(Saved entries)
::::::

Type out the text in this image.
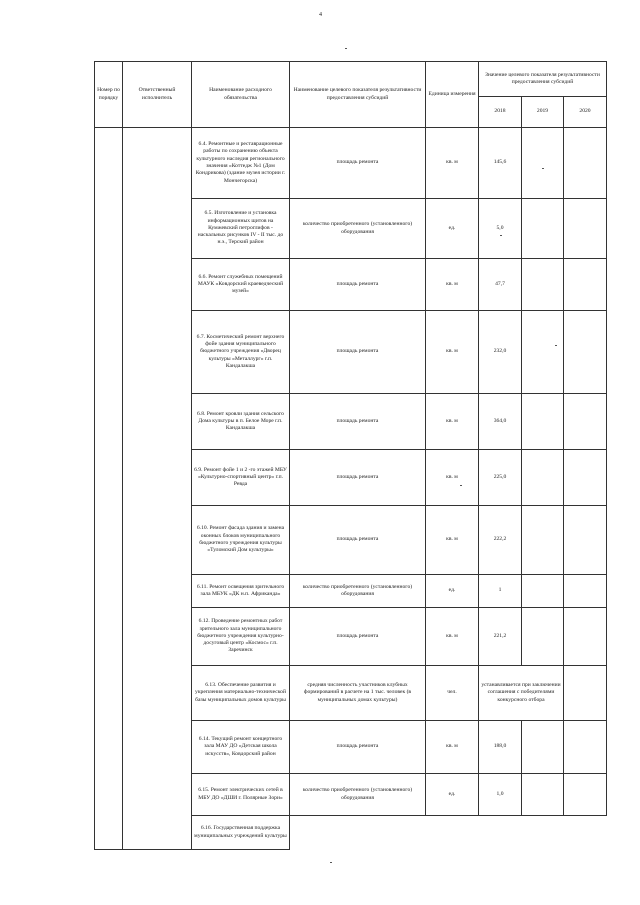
4
Номер по порядку	Ответственный исполнитель	Наименование расходного обязательства	Наименование целевого показателя результативности предоставления субсидий	Единица измерения	Значение целевого показателя результативности предоставления субсидий		
					2018	2019	2020
		6.4. Ремонтные и реставрационные работы по сохранению объекта культурного наследия регионального значения «Коттедж №1 (Дом Кондрикова) (здание музея истории г. Мончегорска)	площадь ремонта	кв. м	145,6		
		6.5. Изготовление и установка информационных щитов на Кумжевский петроглифов - наскальных рисунков IV - II тыс. до н.э., Терский район	количество приобретенного (установленного) оборудования	ед.	5,0		
		6.6. Ремонт служебных помещений МАУК «Ковдорский краеведческий музей»	площадь ремонта	кв. м	47,7		
		6.7. Косметический ремонт верхнего фойе здания муниципального бюджетного учреждения «Дворец культуры «Металлург» г.п. Кандалакша	площадь ремонта	кв. м	232,0		
		6.8. Ремонт кровли здания сельского Дома культуры в п. Белое Море г.п. Кандалакша	площадь ремонта	кв. м	364,0		
		6.9. Ремонт фойе 1 и 2 -го этажей МБУ «Культурно-спортивный центр» г.п. Ревда	площадь ремонта	кв. м	225,0		
		6.10. Ремонт фасада здания и замена оконных блоков муниципального бюджетного учреждения культуры «Туломский Дом культуры»	площадь ремонта	кв. м	222,2		
		6.11. Ремонт освещения зрительного зала МБУК «ДК н.п. Африканда»	количество приобретенного (установленного) оборудования	ед.	1		
		6.12. Проведение ремонтных работ зрительного зала муниципального бюджетного учреждения культурно-досуговый центр «Космос» г.п. Заречинск	площадь ремонта	кв. м	221,2		
		6.13. Обеспечение развития и укрепления материально-технической базы муниципальных домов культуры	средняя численность участников клубных формирований в расчете на 1 тыс. человек (в муниципальных домах культуры)	чел.	устанавливается при заключении соглашения с победителями конкурсного отбора		
		6.14. Текущий ремонт концертного зала МАУ ДО «Детская школа искусств», Ковдорский район	площадь ремонта	кв. м	188,0		
		6.15. Ремонт электрических сетей в МБУ ДО «ДШИ г. Полярные Зори»	количество приобретенного (установленного) оборудования	ед.	1,0		
		6.16. Государственная поддержка муниципальных учреждений культуры					
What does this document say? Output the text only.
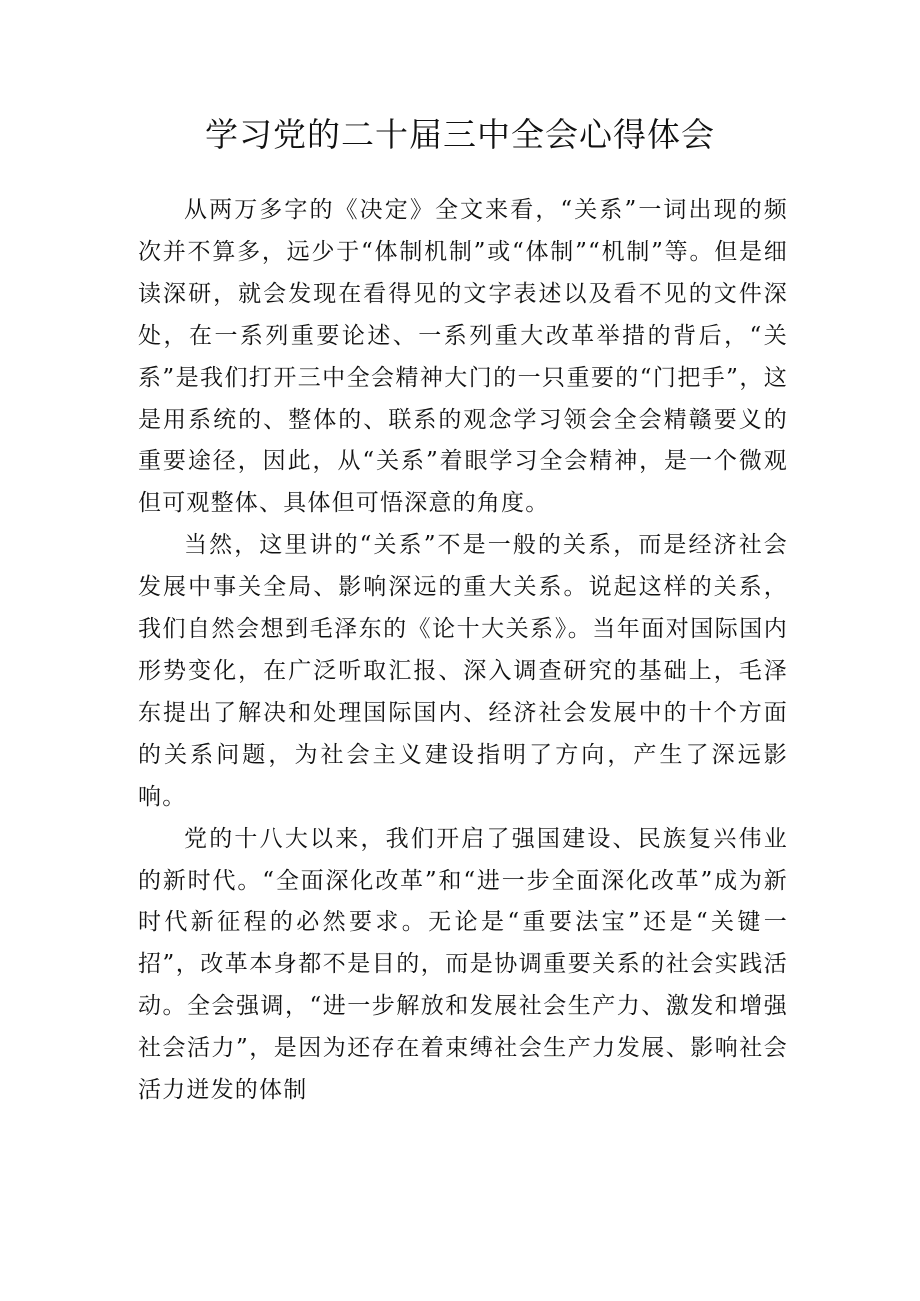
学习党的二十届三中全会心得体会

从两万多字的《决定》全文来看，“关系”一词出现的频次并不算多，远少于“体制机制”或“体制”“机制”等。但是细读深研，就会发现在看得见的文字表述以及看不见的文件深处，在一系列重要论述、一系列重大改革举措的背后，“关系”是我们打开三中全会精神大门的一只重要的“门把手”，这是用系统的、整体的、联系的观念学习领会全会精赣要义的重要途径，因此，从“关系”着眼学习全会精神，是一个微观但可观整体、具体但可悟深意的角度。

当然，这里讲的“关系”不是一般的关系，而是经济社会发展中事关全局、影响深远的重大关系。说起这样的关系，我们自然会想到毛泽东的《论十大关系》。当年面对国际国内形势变化，在广泛听取汇报、深入调查研究的基础上，毛泽东提出了解决和处理国际国内、经济社会发展中的十个方面的关系问题，为社会主义建设指明了方向，产生了深远影响。

党的十八大以来，我们开启了强国建设、民族复兴伟业的新时代。“全面深化改革”和“进一步全面深化改革”成为新时代新征程的必然要求。无论是“重要法宝”还是“关键一招”，改革本身都不是目的，而是协调重要关系的社会实践活动。全会强调，“进一步解放和发展社会生产力、激发和增强社会活力”，是因为还存在着束缚社会生产力发展、影响社会活力迸发的体制
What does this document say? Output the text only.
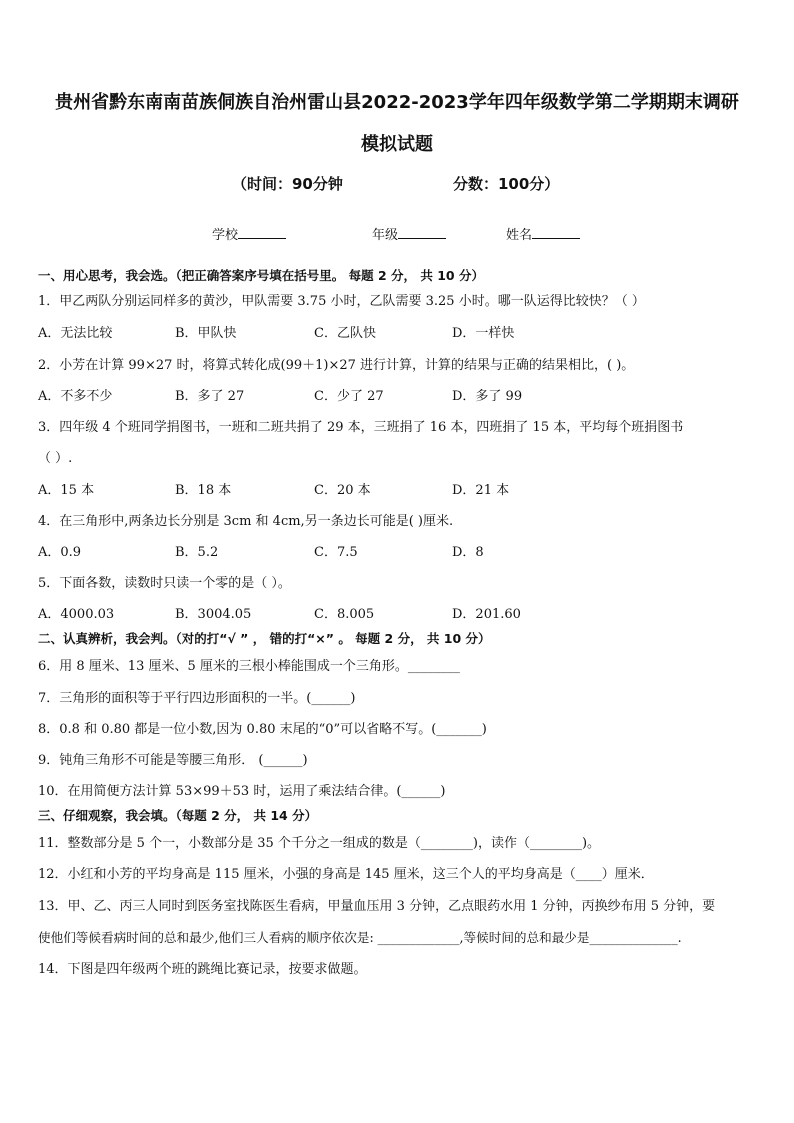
贵州省黔东南南苗族侗族自治州雷山县2022-2023学年四年级数学第二学期期末调研
模拟试题
（时间：90分钟	分数：100分）
学校	年级	姓名
一、用心思考，我会选。（把正确答案序号填在括号里。 每题 2 分， 共 10 分）
1．甲乙两队分别运同样多的黄沙，甲队需要 3.75 小时，乙队需要 3.25 小时。哪一队运得比较快？（ ）
A．无法比较	B．甲队快	C．乙队快	D．一样快
2．小芳在计算 99×27 时，将算式转化成(99＋1)×27 进行计算，计算的结果与正确的结果相比，( )。
A．不多不少	B．多了 27	C．少了 27	D．多了 99
3．四年级 4 个班同学捐图书，一班和二班共捐了 29 本，三班捐了 16 本，四班捐了 15 本，平均每个班捐图书
（ ）.
A．15 本	B．18 本	C．20 本	D．21 本
4．在三角形中,两条边长分别是 3cm 和 4cm,另一条边长可能是( )厘米.
A．0.9	B．5.2	C．7.5	D．8
5．下面各数，读数时只读一个零的是（ ）。
A．4000.03	B．3004.05	C．8.005	D．201.60
二、认真辨析，我会判。（对的打“√ ” ， 错的打“×” 。 每题 2 分， 共 10 分）
6．用 8 厘米、13 厘米、5 厘米的三根小棒能围成一个三角形。________
7．三角形的面积等于平行四边形面积的一半。(______)
8．0.8 和 0.80 都是一位小数,因为 0.80 末尾的“0”可以省略不写。(_______)
9．钝角三角形不可能是等腰三角形． (______)
10．在用简便方法计算 53×99＋53 时，运用了乘法结合律。(______)
三、仔细观察，我会填。（每题 2 分， 共 14 分）
11．整数部分是 5 个一，小数部分是 35 个千分之一组成的数是（________)，读作（________)。
12．小红和小芳的平均身高是 115 厘米，小强的身高是 145 厘米，这三个人的平均身高是（____）厘米．
13．甲、乙、丙三人同时到医务室找陈医生看病，甲量血压用 3 分钟，乙点眼药水用 1 分钟，丙换纱布用 5 分钟，要
使他们等候看病时间的总和最少,他们三人看病的顺序依次是: _____________,等候时间的总和最少是______________.
14．下图是四年级两个班的跳绳比赛记录，按要求做题。
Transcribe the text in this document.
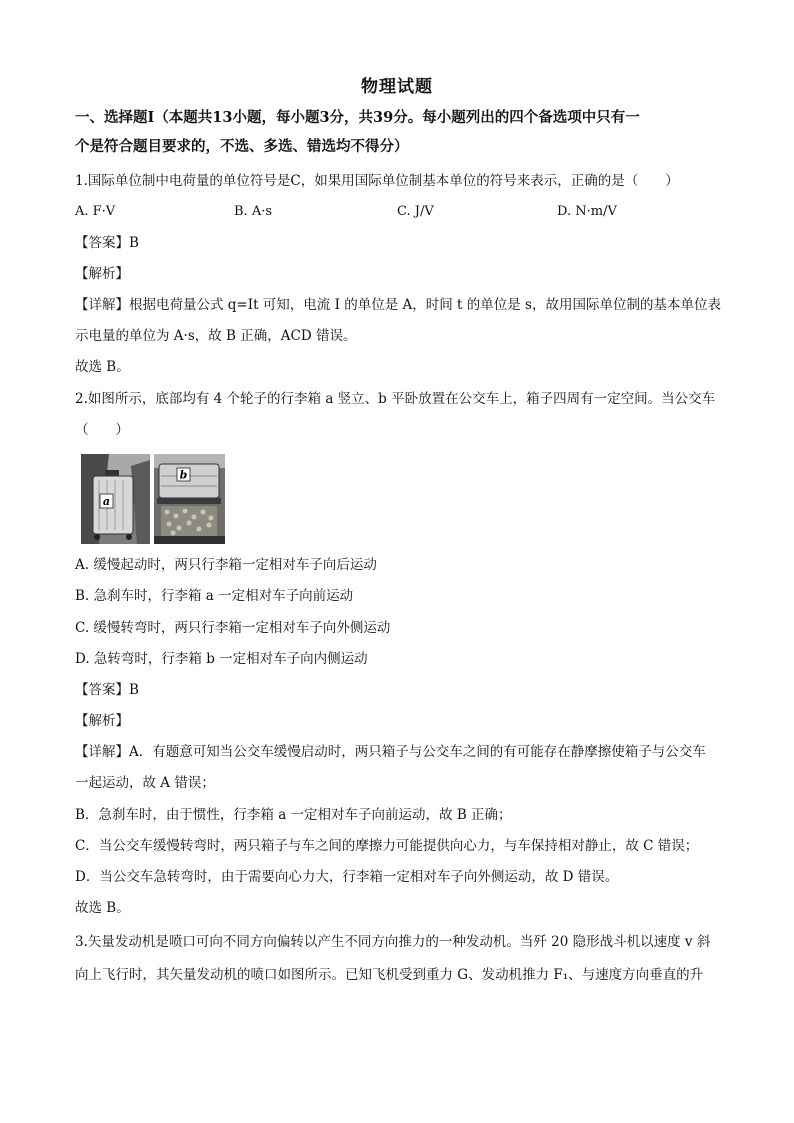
物理试题
一、选择题Ⅰ（本题共13小题，每小题3分，共39分。每小题列出的四个备选项中只有一
个是符合题目要求的，不选、多选、错选均不得分）
1.国际单位制中电荷量的单位符号是C，如果用国际单位制基本单位的符号来表示，正确的是（　　）
A. F·V	B. A·s	C. J/V	D. N·m/V
【答案】B
【解析】
【详解】根据电荷量公式 q=It 可知，电流 I 的单位是 A，时间 t 的单位是 s，故用国际单位制的基本单位表
示电量的单位为 A·s，故 B 正确，ACD 错误。
故选 B。
2.如图所示，底部均有 4 个轮子的行李箱 a 竖立、b 平卧放置在公交车上，箱子四周有一定空间。当公交车
（　　）
a
b
A. 缓慢起动时，两只行李箱一定相对车子向后运动
B. 急刹车时，行李箱 a 一定相对车子向前运动
C. 缓慢转弯时，两只行李箱一定相对车子向外侧运动
D. 急转弯时，行李箱 b 一定相对车子向内侧运动
【答案】B
【解析】
【详解】A．有题意可知当公交车缓慢启动时，两只箱子与公交车之间的有可能存在静摩擦使箱子与公交车
一起运动，故 A 错误；
B．急刹车时，由于惯性，行李箱 a 一定相对车子向前运动，故 B 正确；
C．当公交车缓慢转弯时，两只箱子与车之间的摩擦力可能提供向心力，与车保持相对静止，故 C 错误；
D．当公交车急转弯时，由于需要向心力大，行李箱一定相对车子向外侧运动，故 D 错误。
故选 B。
3.矢量发动机是喷口可向不同方向偏转以产生不同方向推力的一种发动机。当歼 20 隐形战斗机以速度 v 斜
向上飞行时，其矢量发动机的喷口如图所示。已知飞机受到重力 G、发动机推力 F₁、与速度方向垂直的升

::::::

What to do »
Copy each line of the records containing the string "this".

Answer to the task »
Type out the text in this image.
What does this document say? Output the text only.
What does this document say? Output the text only.
Transcribe the text in this document.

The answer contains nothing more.